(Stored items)
——

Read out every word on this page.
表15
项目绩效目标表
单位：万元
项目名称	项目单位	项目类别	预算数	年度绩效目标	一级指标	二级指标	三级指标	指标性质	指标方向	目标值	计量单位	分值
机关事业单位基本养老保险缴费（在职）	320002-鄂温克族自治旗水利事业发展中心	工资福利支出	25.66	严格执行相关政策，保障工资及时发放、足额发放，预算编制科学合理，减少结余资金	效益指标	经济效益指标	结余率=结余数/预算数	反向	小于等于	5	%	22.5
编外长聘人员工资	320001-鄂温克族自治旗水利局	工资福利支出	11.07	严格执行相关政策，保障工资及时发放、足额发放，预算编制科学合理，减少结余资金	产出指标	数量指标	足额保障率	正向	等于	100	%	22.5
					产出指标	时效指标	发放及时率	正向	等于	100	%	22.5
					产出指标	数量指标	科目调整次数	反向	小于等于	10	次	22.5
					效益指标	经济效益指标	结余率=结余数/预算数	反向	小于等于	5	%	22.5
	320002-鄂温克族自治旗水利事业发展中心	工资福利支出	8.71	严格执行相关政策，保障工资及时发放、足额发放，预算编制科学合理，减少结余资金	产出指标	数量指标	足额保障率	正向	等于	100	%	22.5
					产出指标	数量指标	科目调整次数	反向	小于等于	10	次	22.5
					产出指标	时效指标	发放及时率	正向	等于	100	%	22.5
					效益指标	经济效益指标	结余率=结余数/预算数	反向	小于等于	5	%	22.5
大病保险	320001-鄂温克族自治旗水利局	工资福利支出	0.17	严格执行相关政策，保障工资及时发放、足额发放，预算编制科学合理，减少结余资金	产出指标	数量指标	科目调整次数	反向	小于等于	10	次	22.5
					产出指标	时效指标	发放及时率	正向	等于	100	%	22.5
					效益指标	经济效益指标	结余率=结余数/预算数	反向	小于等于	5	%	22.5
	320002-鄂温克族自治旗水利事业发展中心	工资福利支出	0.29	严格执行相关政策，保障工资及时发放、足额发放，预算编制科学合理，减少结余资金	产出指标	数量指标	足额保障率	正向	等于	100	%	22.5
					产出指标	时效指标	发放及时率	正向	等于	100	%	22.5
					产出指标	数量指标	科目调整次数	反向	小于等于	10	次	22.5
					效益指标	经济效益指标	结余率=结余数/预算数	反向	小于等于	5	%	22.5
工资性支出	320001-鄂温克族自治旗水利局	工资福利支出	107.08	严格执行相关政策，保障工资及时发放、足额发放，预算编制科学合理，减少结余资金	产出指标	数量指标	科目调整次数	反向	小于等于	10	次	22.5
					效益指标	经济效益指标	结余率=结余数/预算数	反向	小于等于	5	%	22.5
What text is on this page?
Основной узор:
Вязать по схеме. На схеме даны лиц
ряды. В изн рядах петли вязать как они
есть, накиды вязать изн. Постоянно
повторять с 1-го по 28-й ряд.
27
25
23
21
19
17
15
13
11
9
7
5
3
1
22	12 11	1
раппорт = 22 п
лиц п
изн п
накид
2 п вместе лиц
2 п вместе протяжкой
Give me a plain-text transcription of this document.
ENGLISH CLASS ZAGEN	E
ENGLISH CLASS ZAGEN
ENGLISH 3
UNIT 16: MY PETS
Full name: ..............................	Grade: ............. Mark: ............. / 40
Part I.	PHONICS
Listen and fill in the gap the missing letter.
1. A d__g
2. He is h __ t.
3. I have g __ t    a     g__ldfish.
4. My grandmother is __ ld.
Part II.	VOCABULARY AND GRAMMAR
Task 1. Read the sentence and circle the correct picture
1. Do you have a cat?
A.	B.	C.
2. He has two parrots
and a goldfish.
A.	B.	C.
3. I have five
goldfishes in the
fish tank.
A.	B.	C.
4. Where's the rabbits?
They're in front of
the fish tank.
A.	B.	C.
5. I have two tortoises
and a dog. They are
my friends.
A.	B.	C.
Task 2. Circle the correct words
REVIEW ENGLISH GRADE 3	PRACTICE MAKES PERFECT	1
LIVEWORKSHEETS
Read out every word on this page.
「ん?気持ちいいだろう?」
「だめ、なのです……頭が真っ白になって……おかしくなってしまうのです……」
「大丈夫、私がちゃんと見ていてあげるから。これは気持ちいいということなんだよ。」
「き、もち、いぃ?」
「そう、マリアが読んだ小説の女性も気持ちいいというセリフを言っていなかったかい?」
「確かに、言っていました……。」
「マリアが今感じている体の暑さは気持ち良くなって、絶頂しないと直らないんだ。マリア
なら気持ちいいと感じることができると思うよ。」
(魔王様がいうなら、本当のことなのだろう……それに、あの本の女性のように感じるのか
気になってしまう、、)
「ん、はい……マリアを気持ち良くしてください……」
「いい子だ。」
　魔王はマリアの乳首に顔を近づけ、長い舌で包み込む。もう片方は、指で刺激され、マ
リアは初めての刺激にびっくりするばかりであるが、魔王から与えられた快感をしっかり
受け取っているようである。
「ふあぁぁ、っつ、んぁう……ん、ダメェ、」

——

▶ _Exercise requirements_
Reproduce every record above exactly as it appears.

▶ _Written response_
Read out every word on this page.
表15
项目绩效目标表
单位：万元
项目名称	项目单位	项目类别	预算数	年度绩效目标	一级指标	二级指标	三级指标	指标性质	指标方向	目标值	计量单位	分值
机关事业单位基本养老保险缴费（在职）	320002-鄂温克族自治旗水利事业发展中心	工资福利支出	25.66	严格执行相关政策，保障工资及时发放、足额发放，预算编制科学合理，减少结余资金	效益指标	经济效益指标	结余率=结余数/预算数	反向	小于等于	5	%	22.5
编外长聘人员工资	320001-鄂温克族自治旗水利局	工资福利支出	11.07	严格执行相关政策，保障工资及时发放、足额发放，预算编制科学合理，减少结余资金	产出指标	数量指标	足额保障率	正向	等于	100	%	22.5
					产出指标	时效指标	发放及时率	正向	等于	100	%	22.5
					产出指标	数量指标	科目调整次数	反向	小于等于	10	次	22.5
					效益指标	经济效益指标	结余率=结余数/预算数	反向	小于等于	5	%	22.5
	320002-鄂温克族自治旗水利事业发展中心	工资福利支出	8.71	严格执行相关政策，保障工资及时发放、足额发放，预算编制科学合理，减少结余资金	产出指标	数量指标	足额保障率	正向	等于	100	%	22.5
					产出指标	数量指标	科目调整次数	反向	小于等于	10	次	22.5
					产出指标	时效指标	发放及时率	正向	等于	100	%	22.5
					效益指标	经济效益指标	结余率=结余数/预算数	反向	小于等于	5	%	22.5
大病保险	320001-鄂温克族自治旗水利局	工资福利支出	0.17	严格执行相关政策，保障工资及时发放、足额发放，预算编制科学合理，减少结余资金	产出指标	数量指标	科目调整次数	反向	小于等于	10	次	22.5
					产出指标	时效指标	发放及时率	正向	等于	100	%	22.5
					效益指标	经济效益指标	结余率=结余数/预算数	反向	小于等于	5	%	22.5
	320002-鄂温克族自治旗水利事业发展中心	工资福利支出	0.29	严格执行相关政策，保障工资及时发放、足额发放，预算编制科学合理，减少结余资金	产出指标	数量指标	足额保障率	正向	等于	100	%	22.5
					产出指标	时效指标	发放及时率	正向	等于	100	%	22.5
					产出指标	数量指标	科目调整次数	反向	小于等于	10	次	22.5
					效益指标	经济效益指标	结余率=结余数/预算数	反向	小于等于	5	%	22.5
工资性支出	320001-鄂温克族自治旗水利局	工资福利支出	107.08	严格执行相关政策，保障工资及时发放、足额发放，预算编制科学合理，减少结余资金	产出指标	数量指标	科目调整次数	反向	小于等于	10	次	22.5
					效益指标	经济效益指标	结余率=结余数/预算数	反向	小于等于	5	%	22.5
What text is on this page?
Основной узор:
Вязать по схеме. На схеме даны лиц
ряды. В изн рядах петли вязать как они
есть, накиды вязать изн. Постоянно
повторять с 1-го по 28-й ряд.
27
25
23
21
19
17
15
13
11
9
7
5
3
1
22	12 11	1
раппорт = 22 п
лиц п
изн п
накид
2 п вместе лиц
2 п вместе протяжкой
Give me a plain-text transcription of this document.
ENGLISH CLASS ZAGEN	E
ENGLISH CLASS ZAGEN
ENGLISH 3
UNIT 16: MY PETS
Full name: ..............................	Grade: ............. Mark: ............. / 40
Part I.	PHONICS
Listen and fill in the gap the missing letter.
1. A d__g
2. He is h __ t.
3. I have g __ t    a     g__ldfish.
4. My grandmother is __ ld.
Part II.	VOCABULARY AND GRAMMAR
Task 1. Read the sentence and circle the correct picture
1. Do you have a cat?
A.	B.	C.
2. He has two parrots
and a goldfish.
A.	B.	C.
3. I have five
goldfishes in the
fish tank.
A.	B.	C.
4. Where's the rabbits?
They're in front of
the fish tank.
A.	B.	C.
5. I have two tortoises
and a dog. They are
my friends.
A.	B.	C.
Task 2. Circle the correct words
REVIEW ENGLISH GRADE 3	PRACTICE MAKES PERFECT	1
LIVEWORKSHEETS
Read out every word on this page.
「ん?気持ちいいだろう?」
「だめ、なのです……頭が真っ白になって……おかしくなってしまうのです……」
「大丈夫、私がちゃんと見ていてあげるから。これは気持ちいいということなんだよ。」
「き、もち、いぃ?」
「そう、マリアが読んだ小説の女性も気持ちいいというセリフを言っていなかったかい?」
「確かに、言っていました……。」
「マリアが今感じている体の暑さは気持ち良くなって、絶頂しないと直らないんだ。マリア
なら気持ちいいと感じることができると思うよ。」
(魔王様がいうなら、本当のことなのだろう……それに、あの本の女性のように感じるのか
気になってしまう、、)
「ん、はい……マリアを気持ち良くしてください……」
「いい子だ。」
　魔王はマリアの乳首に顔を近づけ、長い舌で包み込む。もう片方は、指で刺激され、マ
リアは初めての刺激にびっくりするばかりであるが、魔王から与えられた快感をしっかり
受け取っているようである。
「ふあぁぁ、っつ、んぁう……ん、ダメェ、」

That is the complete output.